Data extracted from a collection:
"""

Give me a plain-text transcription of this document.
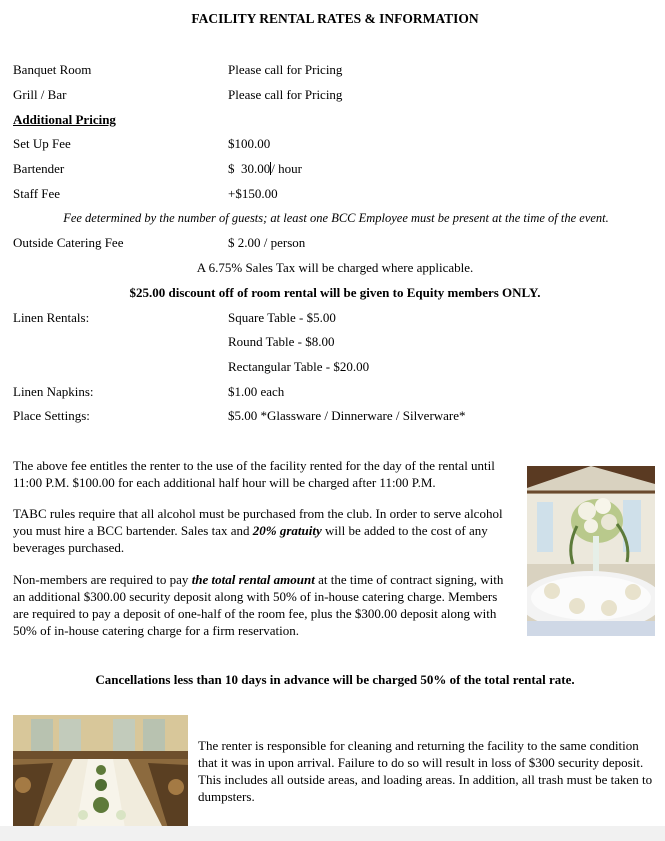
FACILITY RENTAL RATES & INFORMATION
Banquet Room	Please call for Pricing
Grill / Bar	Please call for Pricing
Additional Pricing
Set Up Fee	$100.00
Bartender	$  30.00/ hour
Staff Fee	+$150.00
Fee determined by the number of guests; at least one BCC Employee must be present at the time of the event.
Outside Catering Fee	$ 2.00 / person
A 6.75% Sales Tax will be charged where applicable.
$25.00 discount off of room rental will be given to Equity members ONLY.
Linen Rentals:	Square Table - $5.00
Round Table - $8.00
Rectangular Table - $20.00
Linen Napkins:	$1.00 each
Place Settings:	$5.00 *Glassware / Dinnerware / Silverware*

The above fee entitles the renter to the use of the facility rented for the day of the rental until 11:00 P.M. $100.00 for each additional half hour will be charged after 11:00 P.M.

TABC rules require that all alcohol must be purchased from the club. In order to serve alcohol you must hire a BCC bartender. Sales tax and 20% gratuity will be added to the cost of any beverages purchased.

Non-members are required to pay the total rental amount at the time of contract signing, with an additional $300.00 security deposit along with 50% of in-house catering charge. Members are required to pay a deposit of one-half of the room fee, plus the $300.00 deposit along with 50% of in-house catering charge for a firm reservation.

Cancellations less than 10 days in advance will be charged 50% of the total rental rate.

The renter is responsible for cleaning and returning the facility to the same condition that it was in upon arrival. Failure to do so will result in loss of $300 security deposit. This includes all outside areas, and loading areas. In addition, all trash must be taken to dumpsters.
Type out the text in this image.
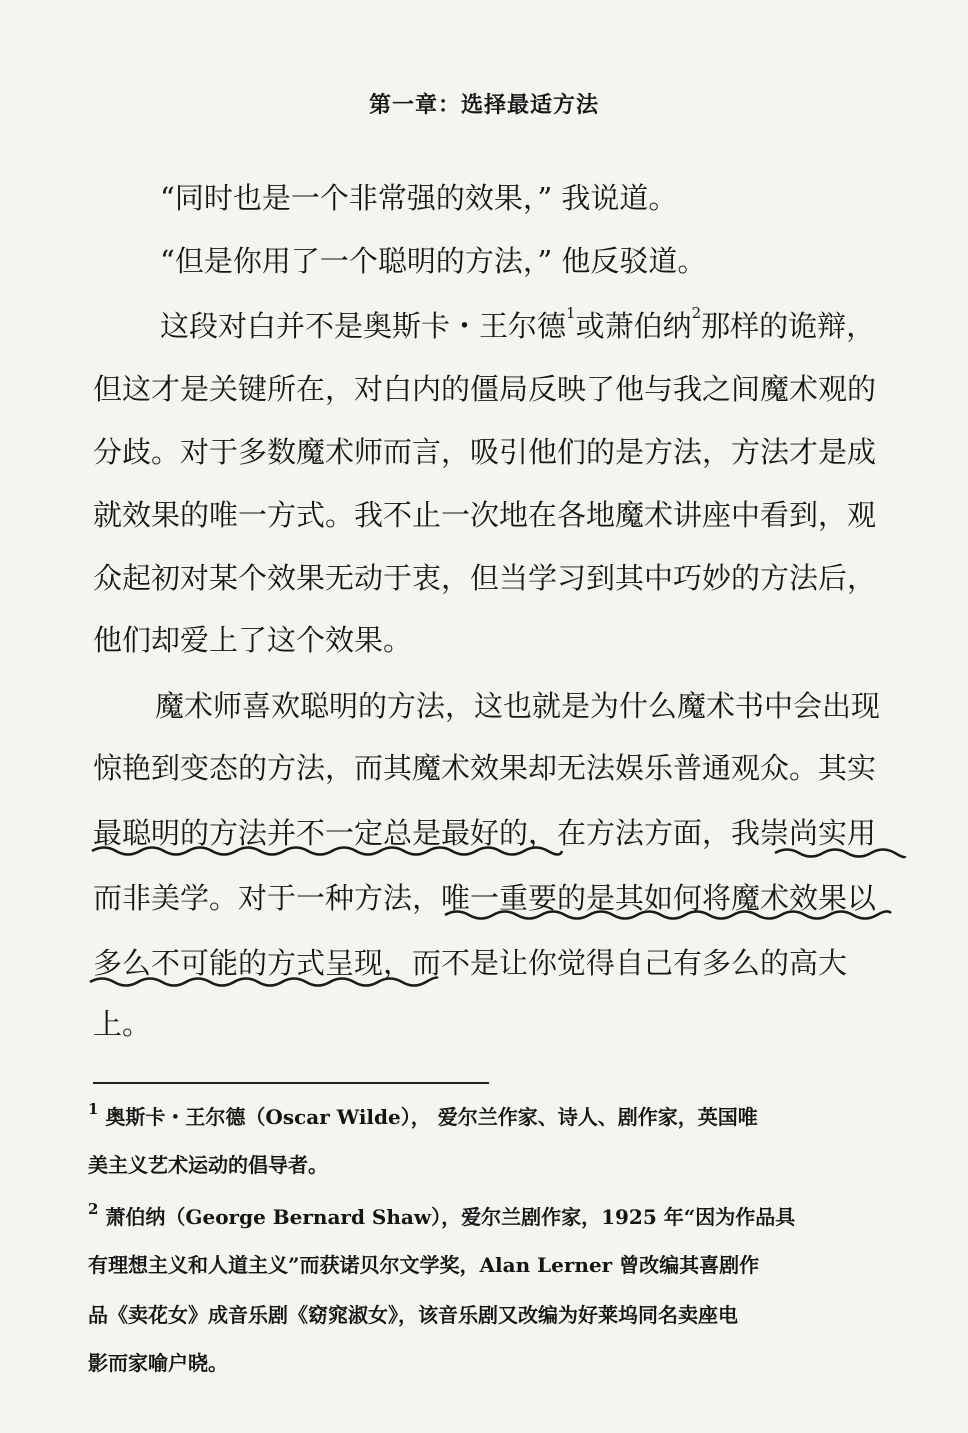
第一章：选择最适方法
“同时也是一个非常强的效果，” 我说道。
“但是你用了一个聪明的方法，” 他反驳道。
这段对白并不是奥斯卡・王尔德$^1$或萧伯纳$^2$那样的诡辩，
但这才是关键所在，对白内的僵局反映了他与我之间魔术观的
分歧。对于多数魔术师而言，吸引他们的是方法，方法才是成
就效果的唯一方式。我不止一次地在各地魔术讲座中看到，观
众起初对某个效果无动于衷，但当学习到其中巧妙的方法后，
他们却爱上了这个效果。
魔术师喜欢聪明的方法，这也就是为什么魔术书中会出现
惊艳到变态的方法，而其魔术效果却无法娱乐普通观众。其实
最聪明的方法并不一定总是最好的，在方法方面，我崇尚实用
而非美学。对于一种方法，唯一重要的是其如何将魔术效果以
多么不可能的方式呈现，而不是让你觉得自己有多么的高大
上。
$^1$ 奥斯卡・王尔德（Oscar Wilde）， 爱尔兰作家、诗人、剧作家，英国唯
美主义艺术运动的倡导者。
$^2$ 萧伯纳（George Bernard Shaw），爱尔兰剧作家，1925 年“因为作品具
有理想主义和人道主义”而获诺贝尔文学奖，Alan Lerner 曾改编其喜剧作
品《卖花女》成音乐剧《窈窕淑女》，该音乐剧又改编为好莱坞同名卖座电
影而家喻户晓。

"""

§ DO THIS
Strip out the images, then output the records above word for word.

§ RESULT
Give me a plain-text transcription of this document.
FACILITY RENTAL RATES & INFORMATION
Banquet Room	Please call for Pricing
Grill / Bar	Please call for Pricing
Additional Pricing
Set Up Fee	$100.00
Bartender	$  30.00/ hour
Staff Fee	+$150.00
Fee determined by the number of guests; at least one BCC Employee must be present at the time of the event.
Outside Catering Fee	$ 2.00 / person
A 6.75% Sales Tax will be charged where applicable.
$25.00 discount off of room rental will be given to Equity members ONLY.
Linen Rentals:	Square Table - $5.00
Round Table - $8.00
Rectangular Table - $20.00
Linen Napkins:	$1.00 each
Place Settings:	$5.00 *Glassware / Dinnerware / Silverware*

The above fee entitles the renter to the use of the facility rented for the day of the rental until 11:00 P.M. $100.00 for each additional half hour will be charged after 11:00 P.M.

TABC rules require that all alcohol must be purchased from the club. In order to serve alcohol you must hire a BCC bartender. Sales tax and 20% gratuity will be added to the cost of any beverages purchased.

Non-members are required to pay the total rental amount at the time of contract signing, with an additional $300.00 security deposit along with 50% of in-house catering charge. Members are required to pay a deposit of one-half of the room fee, plus the $300.00 deposit along with 50% of in-house catering charge for a firm reservation.

Cancellations less than 10 days in advance will be charged 50% of the total rental rate.

The renter is responsible for cleaning and returning the facility to the same condition that it was in upon arrival. Failure to do so will result in loss of $300 security deposit. This includes all outside areas, and loading areas. In addition, all trash must be taken to dumpsters.
Type out the text in this image.
第一章：选择最适方法
“同时也是一个非常强的效果，” 我说道。
“但是你用了一个聪明的方法，” 他反驳道。
这段对白并不是奥斯卡・王尔德$^1$或萧伯纳$^2$那样的诡辩，
但这才是关键所在，对白内的僵局反映了他与我之间魔术观的
分歧。对于多数魔术师而言，吸引他们的是方法，方法才是成
就效果的唯一方式。我不止一次地在各地魔术讲座中看到，观
众起初对某个效果无动于衷，但当学习到其中巧妙的方法后，
他们却爱上了这个效果。
魔术师喜欢聪明的方法，这也就是为什么魔术书中会出现
惊艳到变态的方法，而其魔术效果却无法娱乐普通观众。其实
最聪明的方法并不一定总是最好的，在方法方面，我崇尚实用
而非美学。对于一种方法，唯一重要的是其如何将魔术效果以
多么不可能的方式呈现，而不是让你觉得自己有多么的高大
上。
$^1$ 奥斯卡・王尔德（Oscar Wilde）， 爱尔兰作家、诗人、剧作家，英国唯
美主义艺术运动的倡导者。
$^2$ 萧伯纳（George Bernard Shaw），爱尔兰剧作家，1925 年“因为作品具
有理想主义和人道主义”而获诺贝尔文学奖，Alan Lerner 曾改编其喜剧作
品《卖花女》成音乐剧《窈窕淑女》，该音乐剧又改编为好莱坞同名卖座电
影而家喻户晓。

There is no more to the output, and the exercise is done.